WHAT IS REQUIRED: Repeat all of the data precisely.

--- Begin ---

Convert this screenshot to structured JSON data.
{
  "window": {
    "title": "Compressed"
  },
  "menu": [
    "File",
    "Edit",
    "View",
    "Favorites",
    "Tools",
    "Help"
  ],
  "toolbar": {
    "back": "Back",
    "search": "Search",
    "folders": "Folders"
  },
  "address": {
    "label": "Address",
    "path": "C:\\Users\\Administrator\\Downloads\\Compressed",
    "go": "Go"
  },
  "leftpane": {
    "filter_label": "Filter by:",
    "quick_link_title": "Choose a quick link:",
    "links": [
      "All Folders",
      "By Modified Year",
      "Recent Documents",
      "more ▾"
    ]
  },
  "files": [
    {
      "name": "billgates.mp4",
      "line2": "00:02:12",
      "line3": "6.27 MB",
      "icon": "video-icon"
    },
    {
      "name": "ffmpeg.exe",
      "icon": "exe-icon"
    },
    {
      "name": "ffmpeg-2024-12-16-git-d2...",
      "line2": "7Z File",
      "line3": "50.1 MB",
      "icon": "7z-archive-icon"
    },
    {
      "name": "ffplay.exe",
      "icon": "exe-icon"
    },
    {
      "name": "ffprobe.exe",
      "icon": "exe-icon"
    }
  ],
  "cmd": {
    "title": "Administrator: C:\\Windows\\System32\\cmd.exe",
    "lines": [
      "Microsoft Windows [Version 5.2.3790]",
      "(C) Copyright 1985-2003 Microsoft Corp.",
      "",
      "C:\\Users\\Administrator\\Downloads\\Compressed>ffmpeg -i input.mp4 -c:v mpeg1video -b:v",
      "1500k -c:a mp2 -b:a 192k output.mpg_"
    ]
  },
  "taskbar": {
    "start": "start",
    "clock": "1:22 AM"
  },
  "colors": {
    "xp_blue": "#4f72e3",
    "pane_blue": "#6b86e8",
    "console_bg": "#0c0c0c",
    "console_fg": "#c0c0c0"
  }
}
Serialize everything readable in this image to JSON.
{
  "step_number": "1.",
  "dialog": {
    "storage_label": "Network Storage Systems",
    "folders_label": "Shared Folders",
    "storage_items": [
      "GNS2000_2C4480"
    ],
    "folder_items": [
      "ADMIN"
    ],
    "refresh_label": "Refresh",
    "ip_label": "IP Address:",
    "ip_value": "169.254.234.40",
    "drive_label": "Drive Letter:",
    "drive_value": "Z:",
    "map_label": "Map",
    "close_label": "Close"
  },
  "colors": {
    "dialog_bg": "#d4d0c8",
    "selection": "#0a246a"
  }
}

--- End ---

TASK RESULT:
Convert this screenshot to structured JSON data.
{
  "window": {
    "title": "Compressed"
  },
  "menu": [
    "File",
    "Edit",
    "View",
    "Favorites",
    "Tools",
    "Help"
  ],
  "toolbar": {
    "back": "Back",
    "search": "Search",
    "folders": "Folders"
  },
  "address": {
    "label": "Address",
    "path": "C:\\Users\\Administrator\\Downloads\\Compressed",
    "go": "Go"
  },
  "leftpane": {
    "filter_label": "Filter by:",
    "quick_link_title": "Choose a quick link:",
    "links": [
      "All Folders",
      "By Modified Year",
      "Recent Documents",
      "more ▾"
    ]
  },
  "files": [
    {
      "name": "billgates.mp4",
      "line2": "00:02:12",
      "line3": "6.27 MB",
      "icon": "video-icon"
    },
    {
      "name": "ffmpeg.exe",
      "icon": "exe-icon"
    },
    {
      "name": "ffmpeg-2024-12-16-git-d2...",
      "line2": "7Z File",
      "line3": "50.1 MB",
      "icon": "7z-archive-icon"
    },
    {
      "name": "ffplay.exe",
      "icon": "exe-icon"
    },
    {
      "name": "ffprobe.exe",
      "icon": "exe-icon"
    }
  ],
  "cmd": {
    "title": "Administrator: C:\\Windows\\System32\\cmd.exe",
    "lines": [
      "Microsoft Windows [Version 5.2.3790]",
      "(C) Copyright 1985-2003 Microsoft Corp.",
      "",
      "C:\\Users\\Administrator\\Downloads\\Compressed>ffmpeg -i input.mp4 -c:v mpeg1video -b:v",
      "1500k -c:a mp2 -b:a 192k output.mpg_"
    ]
  },
  "taskbar": {
    "start": "start",
    "clock": "1:22 AM"
  },
  "colors": {
    "xp_blue": "#4f72e3",
    "pane_blue": "#6b86e8",
    "console_bg": "#0c0c0c",
    "console_fg": "#c0c0c0"
  }
}
Serialize everything readable in this image to JSON.
{
  "step_number": "1.",
  "dialog": {
    "storage_label": "Network Storage Systems",
    "folders_label": "Shared Folders",
    "storage_items": [
      "GNS2000_2C4480"
    ],
    "folder_items": [
      "ADMIN"
    ],
    "refresh_label": "Refresh",
    "ip_label": "IP Address:",
    "ip_value": "169.254.234.40",
    "drive_label": "Drive Letter:",
    "drive_value": "Z:",
    "map_label": "Map",
    "close_label": "Close"
  },
  "colors": {
    "dialog_bg": "#d4d0c8",
    "selection": "#0a246a"
  }
}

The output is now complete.